That’s three airlines going under in one week.

And overseas, Alitalia is hanging in there precariously after the deal from Air France to buy them completely fell apart.

CONGRESSIONAL HEARINGS, WHISTLEBLOWERS AND THE FAA

If you read the headlines, you’d think it was a really bad soap opera.

It was all about revenge and threats on the front page of the USA Today.

And you thought the Southwest story was going away? Uh uh, it is getting worse.

The whistleblowers testified before Senate and House committees (and I have to tell you, its not easy to listen to it) that there seems to be a pervasive pattern with the FAA being too cozy with the airlines it is supposed to regulate.

Air Traffic Patterns USAThe FAA was given a mandate by Congress when it started the agency in 1935, which it can’t possibly perform because it is schizophrenic. It wants them to enforce and make airline policy and safety regulations — and at the same time promote the business of aviation. You cannot do both.

Every time the agency is confronted with a choice between economic impact and safety, guess where they go? Economic impact.

Now, guess what came out in the committee meeting in the hearings yesterday? That there is a policy in the FAA that actually allows airlines to avoid penalties by voluntarily disclosing their violations when they discover a problem. Hello? Gee, would I go to jail if I voluntarily disclosed to the bank that I was robbing them?

The real problem is how many inspectors do you have?

First of all, on every single level the FAA is understaffed—not enough air traffic controllers, not enough inspectors on every step of the way. For example, are the inspectors looking at the physical maintenance? Or are they just inspecting the paperwork that says the maintenance has been done? Anybody can check off a box. And that’s in this country.

What about the airlines like US Air and JetBlue that send their planes overseas for maintenance? Now trust me, I have no problem whatsoever with people who outsource maintenance, in fact, the work that is done in El Salvador for both US Air and JetBlue is excellent work, but that’s not the point. Who is physically inspecting the work?

If the answer is “we’re just inspecting the paperwork,” we got a problem.

I was in Chicago the other day and bumped into an FAA inspector while we were standing at the counter waiting for a plane that was late. I asked him who he was an inspector for.

And he said, “My assignment is to inspect all the planes flown by Mesa Airlines.” (Most people don’t realize it, but one of the airlines Mesa flies is an airline in Hawaii called Go! which many people feel is responsible for the demise of Aloha Airlines.)

I said to him, “Well, don’t you guys also inspect Go! in Hawaii?”

He said “Yeah.”

I said, “When was the last time you were in Hawaii?”

“Well, I haven’t gotten around to it yet.”

You know, that doesn’t give me a comforting feeling.

The bottom line is you either inspect the maintenance or you ground the planes.

AIRWORTHINESS DIRECTIVES

There is a whole issue called “airworthiness directives.” As I explained last week, there are three different kinds of airworthiness directives that the FAA could issue:

  • The weakest one is called a service bulletin which says when you bring the plane in for regular maintenance you might want to take a look at this, but there is no deadline, there is no sense of urgency.

*DATASET EXCERPTS*:
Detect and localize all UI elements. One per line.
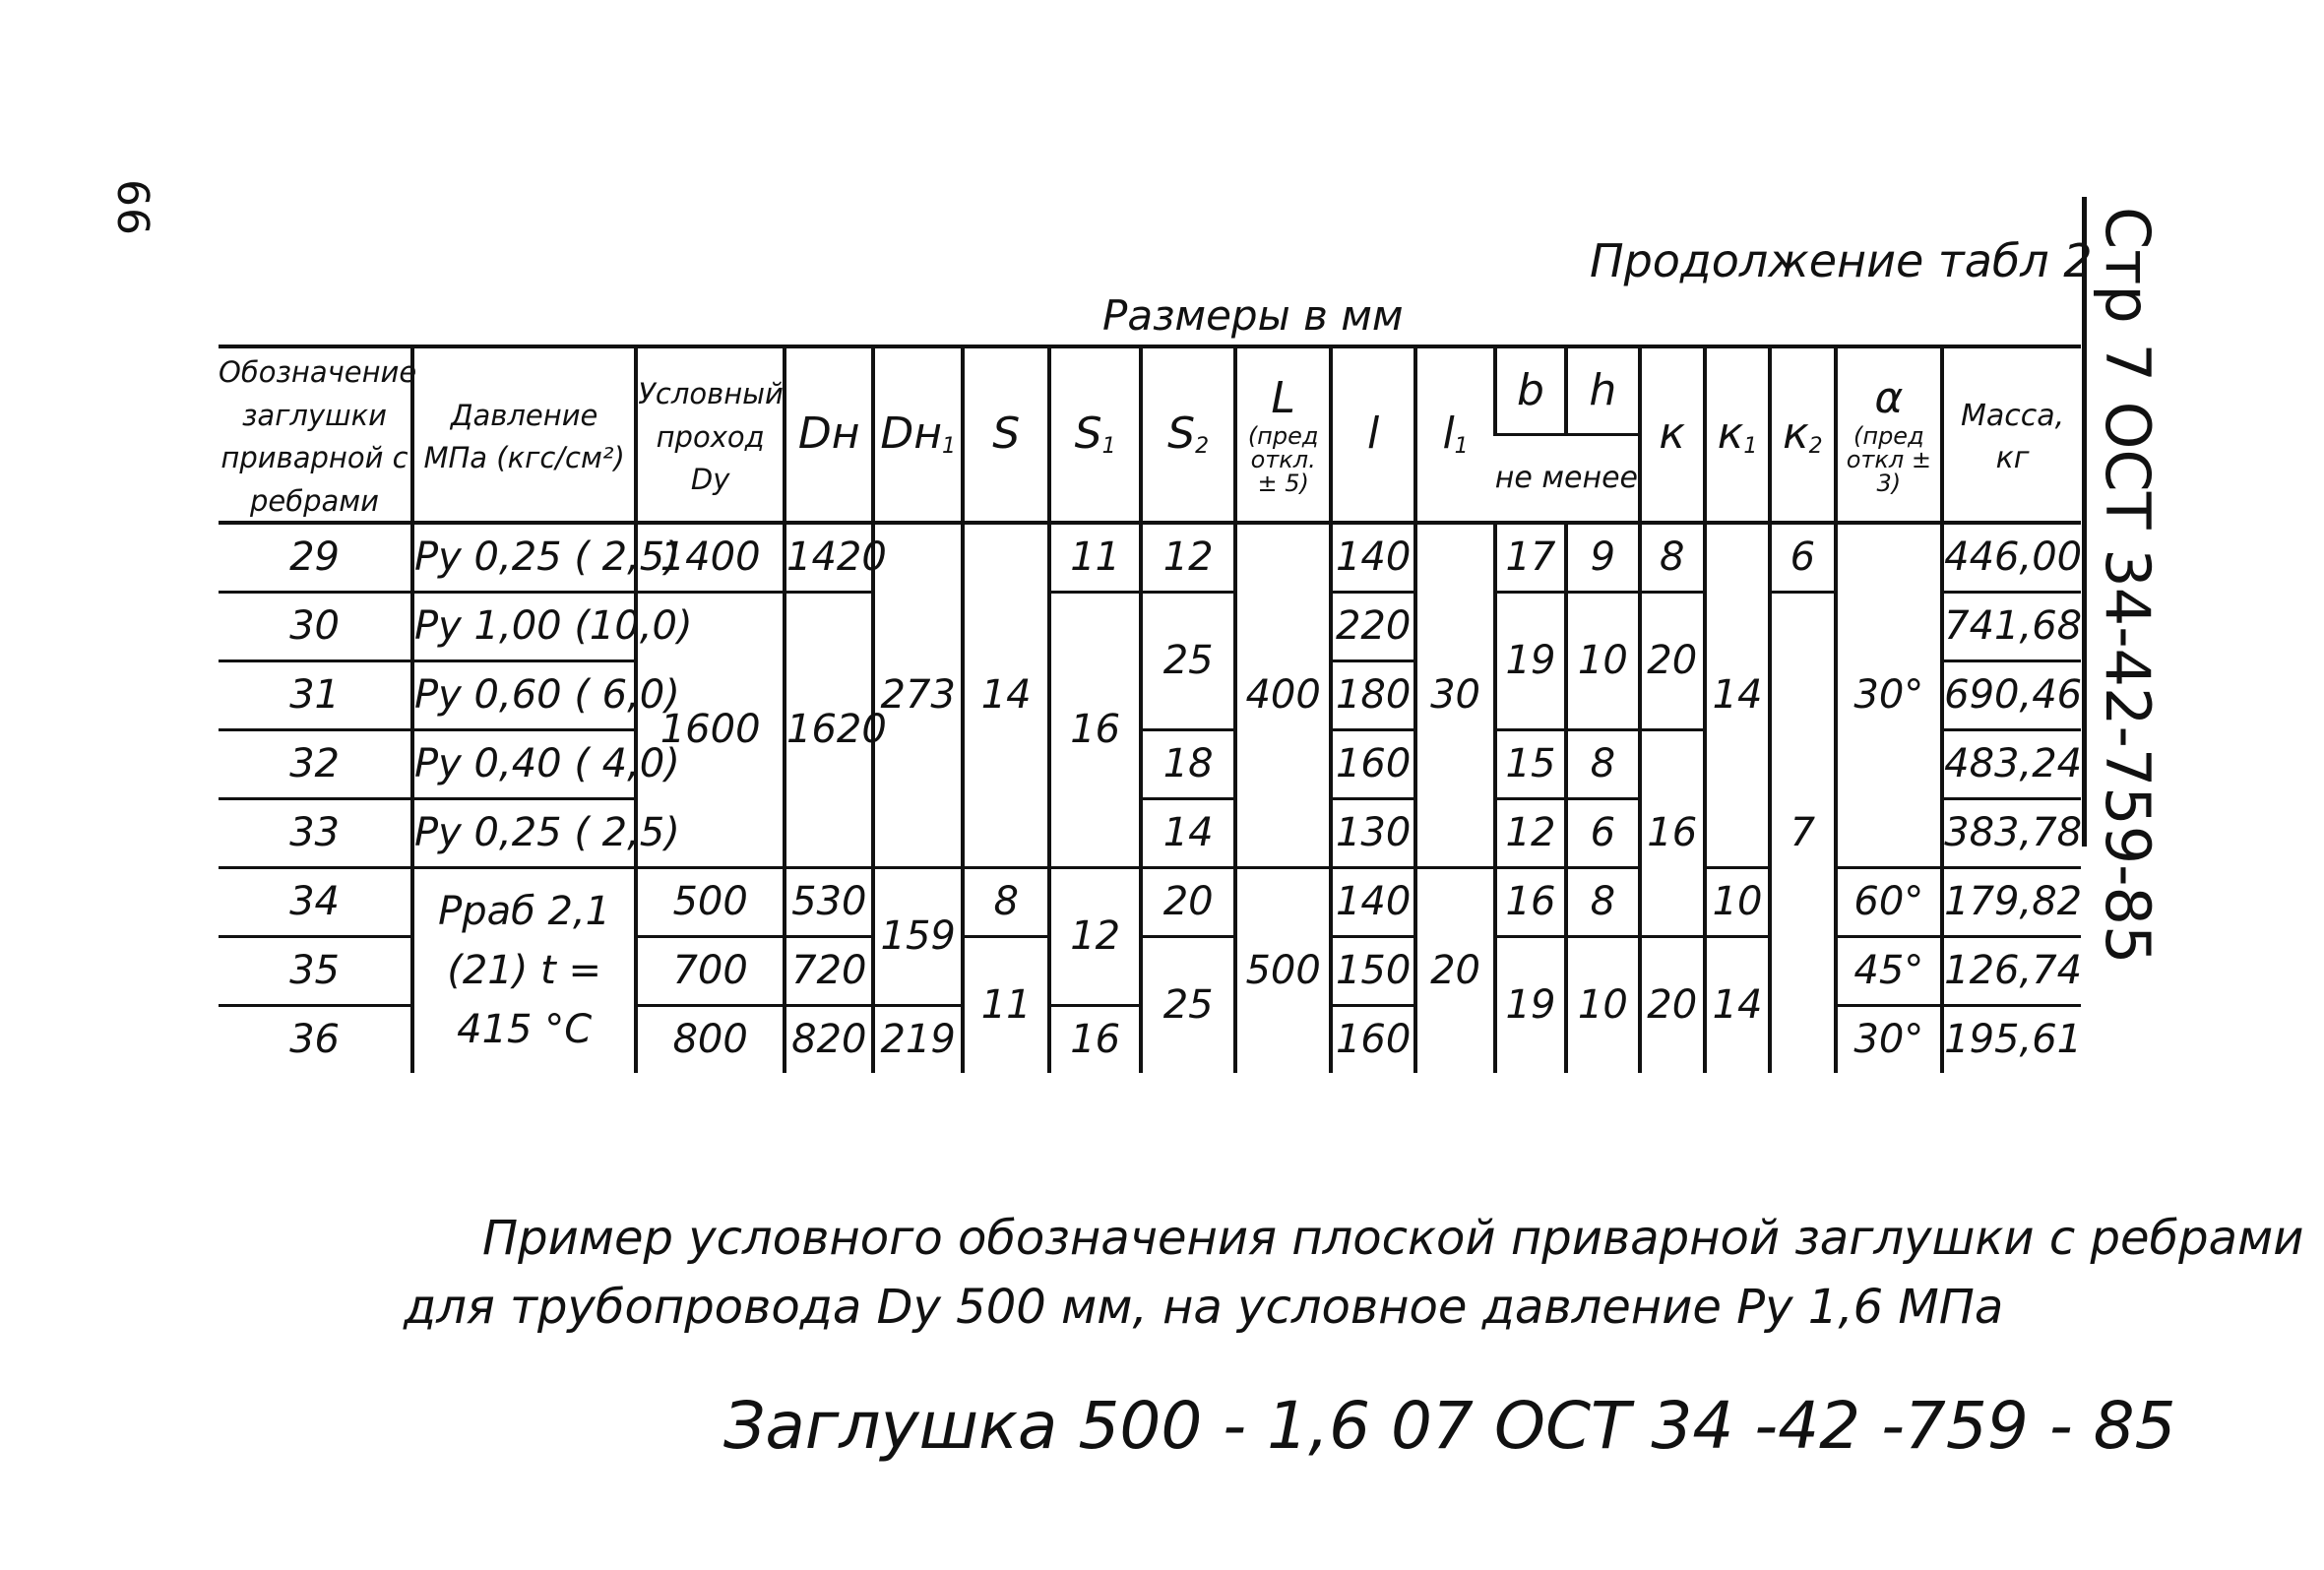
header-dn: Dн xyxy=(785,346,873,523)
cell-h: 9 xyxy=(1566,523,1639,593)
cell-dn: 1420 xyxy=(785,523,873,593)
cell-s2: 18 xyxy=(1141,729,1236,798)
cell-l: 140 xyxy=(1331,867,1415,936)
header-s1: $S_1$ xyxy=(1049,346,1140,523)
header-mass: Масса, кг xyxy=(1942,346,2081,523)
cell-dn1: 219 xyxy=(873,1005,962,1073)
cell-dn: 820 xyxy=(785,1005,873,1073)
example-caption-line2: для трубопровода Dy 500 мм, на условное давление Ру 1,6 МПа xyxy=(404,1280,2004,1335)
cell-h: 10 xyxy=(1566,592,1639,729)
cell-l: 160 xyxy=(1331,729,1415,798)
cell-alpha: 60° xyxy=(1836,867,1943,936)
cell-L: 400 xyxy=(1235,523,1331,868)
cell-mass: 383,78 xyxy=(1942,798,2081,867)
header-b: b xyxy=(1495,346,1566,434)
row-designation: 31 xyxy=(219,660,412,729)
cell-s: 11 xyxy=(963,936,1049,1073)
cell-b: 12 xyxy=(1495,798,1566,867)
cell-h: 6 xyxy=(1566,798,1639,867)
cell-dy: 700 xyxy=(636,936,785,1005)
cell-b: 19 xyxy=(1495,592,1566,729)
cell-mass: 446,00 xyxy=(1942,523,2081,593)
cell-alpha: 45° xyxy=(1836,936,1943,1005)
header-s2: $S_2$ xyxy=(1141,346,1236,523)
cell-k1: 10 xyxy=(1705,867,1770,936)
cell-k1: 14 xyxy=(1705,936,1770,1073)
cell-dy: 500 xyxy=(636,867,785,936)
header-not-less: не менее xyxy=(1495,434,1640,522)
cell-dn: 720 xyxy=(785,936,873,1005)
cell-b: 19 xyxy=(1495,936,1566,1073)
row-designation: 29 xyxy=(219,523,412,593)
cell-mass: 483,24 xyxy=(1942,729,2081,798)
header-pressure: Давление МПа (кгс/см²) xyxy=(412,346,636,523)
header-l1: $l_1$ xyxy=(1415,346,1494,523)
plug-dimensions-table xyxy=(219,345,2081,1073)
row-designation: 36 xyxy=(289,1017,340,1063)
cell-k: 8 xyxy=(1640,523,1705,593)
header-nominal-bore: Условный проход Dy xyxy=(636,346,785,523)
header-h: h xyxy=(1566,346,1639,434)
cell-dn1: 159 xyxy=(873,867,962,1005)
cell-s1: 16 xyxy=(1049,592,1140,867)
row-pressure: Рраб 2,1 (21) t = 415 °C xyxy=(412,867,636,1073)
row-pressure: Рy 1,00 (10,0) xyxy=(412,592,636,660)
header-dn1: $Dн_1$ xyxy=(873,346,962,523)
dimensions-caption: Размеры в мм xyxy=(1102,291,1404,340)
header-designation: Обозначение заглушки приварной с ребрами xyxy=(219,346,412,523)
cell-mass: 195,61 xyxy=(1942,1005,2081,1073)
cell-mass: 690,46 xyxy=(1942,660,2081,729)
cell-h: 10 xyxy=(1566,936,1639,1073)
cell-l: 160 xyxy=(1331,1005,1415,1073)
cell-h: 8 xyxy=(1566,729,1639,798)
header-k2: $к_2$ xyxy=(1770,346,1835,523)
cell-s: 8 xyxy=(963,867,1049,936)
cell-l: 220 xyxy=(1331,592,1415,660)
cell-l: 140 xyxy=(1331,523,1415,593)
cell-s1: 16 xyxy=(1049,1005,1140,1073)
cell-b: 15 xyxy=(1495,729,1566,798)
cell-mass: 741,68 xyxy=(1942,592,2081,660)
standard-reference: Стр 7 ОСТ 34-42-759-85 xyxy=(2092,207,2164,965)
cell-l1: 20 xyxy=(1415,867,1494,1073)
example-caption-line1: Пример условного обозначения плоской приварной заглушки с ребрами xyxy=(482,1211,2304,1266)
cell-dn: 530 xyxy=(785,867,873,936)
cell-s2: 12 xyxy=(1141,523,1236,593)
cell-h: 8 xyxy=(1566,867,1639,936)
row-pressure: Рy 0,25 ( 2,5) xyxy=(412,798,636,867)
cell-s2: 25 xyxy=(1141,936,1236,1073)
cell-b: 16 xyxy=(1495,867,1566,936)
cell-alpha: 30° xyxy=(1836,523,1943,868)
table-continuation-label: Продолжение табл 2 xyxy=(1590,234,2093,287)
cell-k: 20 xyxy=(1640,936,1705,1073)
row-designation: 35 xyxy=(219,936,412,1005)
row-designation: 32 xyxy=(219,729,412,798)
cell-s1: 12 xyxy=(1049,867,1140,1005)
cell-k1: 14 xyxy=(1705,523,1770,868)
cell-dy: 1400 xyxy=(636,523,785,593)
cell-s2: 14 xyxy=(1141,798,1236,867)
header-s: S xyxy=(963,346,1049,523)
cell-s2: 25 xyxy=(1141,592,1236,729)
header-L: L (пред откл. ± 5) xyxy=(1235,346,1331,523)
header-k: к xyxy=(1640,346,1705,523)
cell-k: 20 xyxy=(1640,592,1705,729)
cell-s2: 20 xyxy=(1141,867,1236,936)
cell-dn: 1620 xyxy=(785,592,873,867)
cell-dy: 1600 xyxy=(636,592,785,867)
cell-s: 14 xyxy=(963,523,1049,868)
cell-k2: 7 xyxy=(1770,592,1835,1073)
header-k1: $к_1$ xyxy=(1705,346,1770,523)
cell-L: 500 xyxy=(1235,867,1331,1073)
cell-l: 130 xyxy=(1331,798,1415,867)
row-designation: 33 xyxy=(219,798,412,867)
example-designation: Заглушка 500 - 1,6 07 ОСТ 34 -42 -759 - 85 xyxy=(723,1388,2176,1464)
cell-k2: 6 xyxy=(1770,523,1835,593)
cell-b: 17 xyxy=(1495,523,1566,593)
cell-mass: 126,74 xyxy=(1942,936,2081,1005)
cell-l: 180 xyxy=(1331,660,1415,729)
row-pressure: Рy 0,25 ( 2,5) xyxy=(412,523,636,593)
cell-alpha: 30° xyxy=(1836,1005,1943,1073)
row-designation: 30 xyxy=(219,592,412,660)
row-designation: 34 xyxy=(219,867,412,936)
cell-dy: 800 xyxy=(636,1005,785,1073)
row-pressure: Рy 0,60 ( 6,0) xyxy=(412,660,636,729)
header-l: l xyxy=(1331,346,1415,523)
header-alpha: α (пред откл ± 3) xyxy=(1836,346,1943,523)
page-number: 66 xyxy=(107,179,157,236)
cell-k: 16 xyxy=(1640,729,1705,936)
cell-l1: 30 xyxy=(1415,523,1494,868)
cell-l: 150 xyxy=(1331,936,1415,1005)
row-pressure: Рy 0,40 ( 4,0) xyxy=(412,729,636,798)
cell-mass: 179,82 xyxy=(1942,867,2081,936)
cell-dn1: 273 xyxy=(873,523,962,868)
cell-s1: 11 xyxy=(1049,523,1140,593)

*PROBLEM SET*:
1/ Write out the airline safety commentary between "It was all about" and "is getting worse.", inclusive.
2/ In the airline safety commentary, which airline's planes does the inspector met in Chicago say he is assigned to inspect?
The listing has no connection to the airline safety commentary.

*FULL SOLUTIONS*:
1/
It was all about revenge and threats on the front page of the USA Today.

And you thought the Southwest story was going away? Uh uh, it is getting worse.

2/ Mesa Airlines.